** TASK DETAILS **
Format every line in the rows below as a Markdown table with two columns, Number and Line, numbering each line and skipping blank ones. Leave the pictures out of the table.

** RECORDS FOR THE TASK **
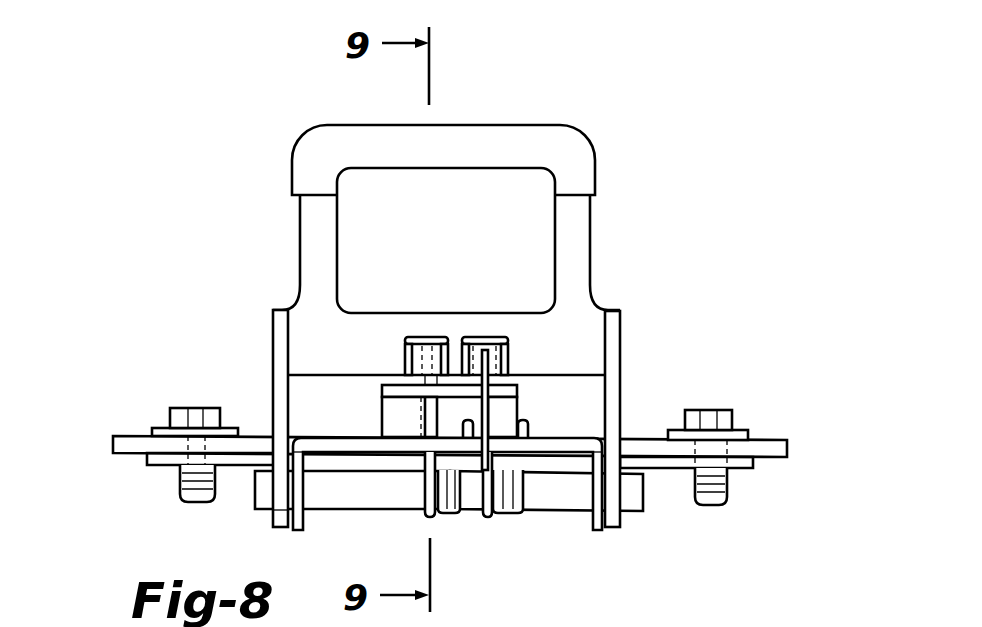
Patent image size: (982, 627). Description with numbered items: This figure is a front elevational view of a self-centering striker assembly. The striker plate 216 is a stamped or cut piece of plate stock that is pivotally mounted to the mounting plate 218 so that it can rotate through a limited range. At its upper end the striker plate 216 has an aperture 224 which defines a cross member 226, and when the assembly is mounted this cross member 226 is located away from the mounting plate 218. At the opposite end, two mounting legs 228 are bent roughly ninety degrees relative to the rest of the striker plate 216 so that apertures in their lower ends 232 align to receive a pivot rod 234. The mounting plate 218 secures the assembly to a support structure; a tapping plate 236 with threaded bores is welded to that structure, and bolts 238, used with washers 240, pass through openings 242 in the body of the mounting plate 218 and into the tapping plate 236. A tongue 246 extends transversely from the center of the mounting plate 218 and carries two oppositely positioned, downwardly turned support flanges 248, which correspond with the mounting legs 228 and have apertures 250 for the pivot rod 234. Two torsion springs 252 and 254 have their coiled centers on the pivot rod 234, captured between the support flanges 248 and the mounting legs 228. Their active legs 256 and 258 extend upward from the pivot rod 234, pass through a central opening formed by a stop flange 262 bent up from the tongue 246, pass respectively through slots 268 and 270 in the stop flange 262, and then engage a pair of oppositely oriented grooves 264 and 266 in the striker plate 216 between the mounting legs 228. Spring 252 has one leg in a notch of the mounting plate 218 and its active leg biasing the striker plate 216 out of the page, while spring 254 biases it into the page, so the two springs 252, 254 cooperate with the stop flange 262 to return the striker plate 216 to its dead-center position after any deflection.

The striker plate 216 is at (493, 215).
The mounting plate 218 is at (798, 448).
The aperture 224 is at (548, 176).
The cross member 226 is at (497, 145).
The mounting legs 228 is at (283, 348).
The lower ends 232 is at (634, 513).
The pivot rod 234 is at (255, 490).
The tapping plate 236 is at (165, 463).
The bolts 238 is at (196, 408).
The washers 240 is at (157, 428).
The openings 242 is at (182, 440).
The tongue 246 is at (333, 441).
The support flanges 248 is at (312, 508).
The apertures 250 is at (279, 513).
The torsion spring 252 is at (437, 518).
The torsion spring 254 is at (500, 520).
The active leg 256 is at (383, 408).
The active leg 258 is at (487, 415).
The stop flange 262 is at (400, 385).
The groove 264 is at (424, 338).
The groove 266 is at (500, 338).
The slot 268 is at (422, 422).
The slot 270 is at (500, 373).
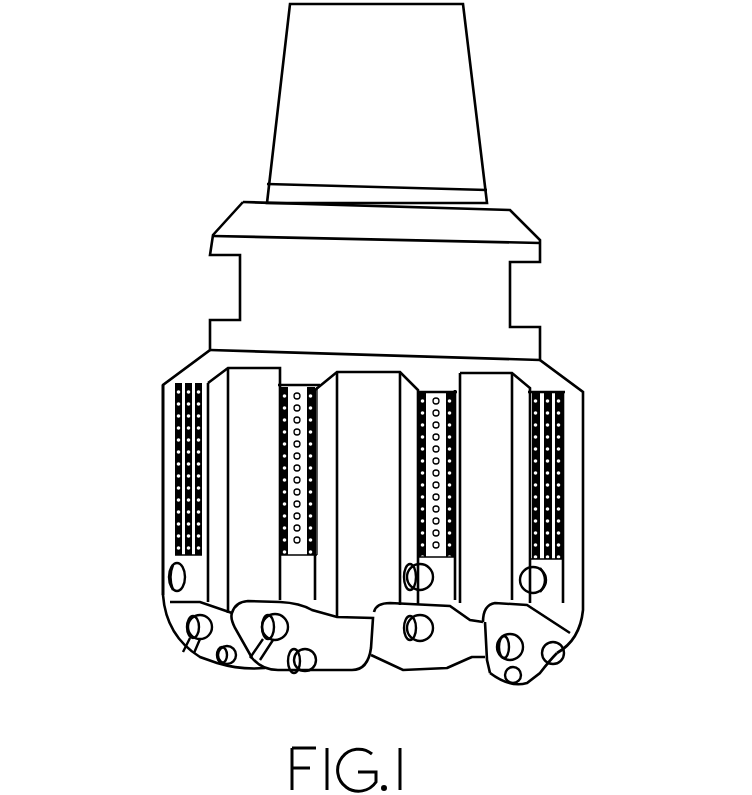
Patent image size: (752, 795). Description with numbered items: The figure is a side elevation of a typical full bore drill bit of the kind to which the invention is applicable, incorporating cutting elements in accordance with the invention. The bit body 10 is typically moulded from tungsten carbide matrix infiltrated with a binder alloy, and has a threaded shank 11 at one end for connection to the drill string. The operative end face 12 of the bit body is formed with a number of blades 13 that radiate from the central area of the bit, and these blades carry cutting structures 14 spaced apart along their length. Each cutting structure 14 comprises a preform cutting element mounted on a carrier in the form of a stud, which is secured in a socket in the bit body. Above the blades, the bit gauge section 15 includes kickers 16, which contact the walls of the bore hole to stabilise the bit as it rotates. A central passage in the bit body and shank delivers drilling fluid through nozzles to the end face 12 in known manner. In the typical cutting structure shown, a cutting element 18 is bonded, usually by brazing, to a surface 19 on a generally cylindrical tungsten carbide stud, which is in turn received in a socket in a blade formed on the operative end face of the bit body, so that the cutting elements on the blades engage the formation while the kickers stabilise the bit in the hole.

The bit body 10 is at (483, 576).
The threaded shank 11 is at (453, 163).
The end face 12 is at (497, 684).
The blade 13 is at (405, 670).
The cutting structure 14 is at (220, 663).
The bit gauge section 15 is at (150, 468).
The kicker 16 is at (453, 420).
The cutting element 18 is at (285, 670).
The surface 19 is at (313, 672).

** TASK SOLUTION **
| Number | Line |
|---|---|
| 1 | Patent image size: (982, 627). Description with numbered items: This figure is a front elevational view of a self-centering striker assembly. The striker plate 216 is a stamped or cut piece of plate stock that is pivotally mounted to the mounting plate 218 so that it can rotate through a limited range. At its upper end the striker plate 216 has an aperture 224 which defines a cross member 226, and when the assembly is mounted this cross member 226 is located away from the mounting plate 218. At the opposite end, two mounting legs 228 are bent roughly ninety degrees relative to the rest of the striker plate 216 so that apertures in their lower ends 232 align to receive a pivot rod 234. The mounting plate 218 secures the assembly to a support structure; a tapping plate 236 with threaded bores is welded to that structure, and bolts 238, used with washers 240, pass through openings 242 in the body of the mounting plate 218 and into the tapping plate 236. A tongue 246 extends transversely from the center of the mounting plate 218 and carries two oppositely positioned, downwardly turned support flanges 248, which correspond with the mounting legs 228 and have apertures 250 for the pivot rod 234. Two torsion springs 252 and 254 have their coiled centers on the pivot rod 234, captured between the support flanges 248 and the mounting legs 228. Their active legs 256 and 258 extend upward from the pivot rod 234, pass through a central opening formed by a stop flange 262 bent up from the tongue 246, pass respectively through slots 268 and 270 in the stop flange 262, and then engage a pair of oppositely oriented grooves 264 and 266 in the striker plate 216 between the mounting legs 228. Spring 252 has one leg in a notch of the mounting plate 218 and its active leg biasing the striker plate 216 out of the page, while spring 254 biases it into the page, so the two springs 252, 254 cooperate with the stop flange 262 to return the striker plate 216 to its dead-center position after any deflection. |
| 2 | The striker plate 216 is at (493, 215). |
| 3 | The mounting plate 218 is at (798, 448). |
| 4 | The aperture 224 is at (548, 176). |
| 5 | The cross member 226 is at (497, 145). |
| 6 | The mounting legs 228 is at (283, 348). |
| 7 | The lower ends 232 is at (634, 513). |
| 8 | The pivot rod 234 is at (255, 490). |
| 9 | The tapping plate 236 is at (165, 463). |
| 10 | The bolts 238 is at (196, 408). |
| 11 | The washers 240 is at (157, 428). |
| 12 | The openings 242 is at (182, 440). |
| 13 | The tongue 246 is at (333, 441). |
| 14 | The support flanges 248 is at (312, 508). |
| 15 | The apertures 250 is at (279, 513). |
| 16 | The torsion spring 252 is at (437, 518). |
| 17 | The torsion spring 254 is at (500, 520). |
| 18 | The active leg 256 is at (383, 408). |
| 19 | The active leg 258 is at (487, 415). |
| 20 | The stop flange 262 is at (400, 385). |
| 21 | The groove 264 is at (424, 338). |
| 22 | The groove 266 is at (500, 338). |
| 23 | The slot 268 is at (422, 422). |
| 24 | The slot 270 is at (500, 373). |
| 25 | Patent image size: (752, 795). Description with numbered items: The figure is a side elevation of a typical full bore drill bit of the kind to which the invention is applicable, incorporating cutting elements in accordance with the invention. The bit body 10 is typically moulded from tungsten carbide matrix infiltrated with a binder alloy, and has a threaded shank 11 at one end for connection to the drill string. The operative end face 12 of the bit body is formed with a number of blades 13 that radiate from the central area of the bit, and these blades carry cutting structures 14 spaced apart along their length. Each cutting structure 14 comprises a preform cutting element mounted on a carrier in the form of a stud, which is secured in a socket in the bit body. Above the blades, the bit gauge section 15 includes kickers 16, which contact the walls of the bore hole to stabilise the bit as it rotates. A central passage in the bit body and shank delivers drilling fluid through nozzles to the end face 12 in known manner. In the typical cutting structure shown, a cutting element 18 is bonded, usually by brazing, to a surface 19 on a generally cylindrical tungsten carbide stud, which is in turn received in a socket in a blade formed on the operative end face of the bit body, so that the cutting elements on the blades engage the formation while the kickers stabilise the bit in the hole. |
| 26 | The bit body 10 is at (483, 576). |
| 27 | The threaded shank 11 is at (453, 163). |
| 28 | The end face 12 is at (497, 684). |
| 29 | The blade 13 is at (405, 670). |
| 30 | The cutting structure 14 is at (220, 663). |
| 31 | The bit gauge section 15 is at (150, 468). |
| 32 | The kicker 16 is at (453, 420). |
| 33 | The cutting element 18 is at (285, 670). |
| 34 | The surface 19 is at (313, 672). |